- _EXTRACTED ENTRIES_
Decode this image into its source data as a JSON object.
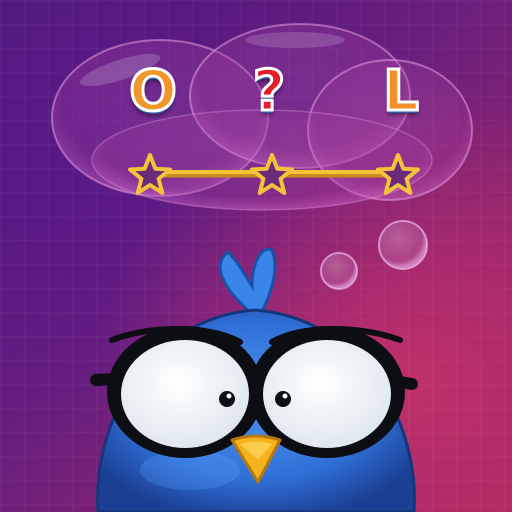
{
  "puzzle": {
    "letters": [
      "O",
      "?",
      "L"
    ],
    "letter_colors": [
      "#f0962a",
      "#e21f2a",
      "#f29028"
    ],
    "stars_total": 3,
    "stars_earned": 0
  },
  "colors": {
    "background_top": "#4a1878",
    "background_bottom": "#a8285f",
    "bird_body": "#2f6fd6",
    "progress_line": "#f3c33a"
  },
  "icons": [
    "thought-bubble-icon",
    "star-icon",
    "bird-mascot"
  ]
}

- _STATED TASK_
Write out the entries above verbatim; the pictures do not belong in your copy.

- _SOLUTION_
Decode this image into its source data as a JSON object.
{
  "puzzle": {
    "letters": [
      "O",
      "?",
      "L"
    ],
    "letter_colors": [
      "#f0962a",
      "#e21f2a",
      "#f29028"
    ],
    "stars_total": 3,
    "stars_earned": 0
  },
  "colors": {
    "background_top": "#4a1878",
    "background_bottom": "#a8285f",
    "bird_body": "#2f6fd6",
    "progress_line": "#f3c33a"
  },
  "icons": [
    "thought-bubble-icon",
    "star-icon",
    "bird-mascot"
  ]
}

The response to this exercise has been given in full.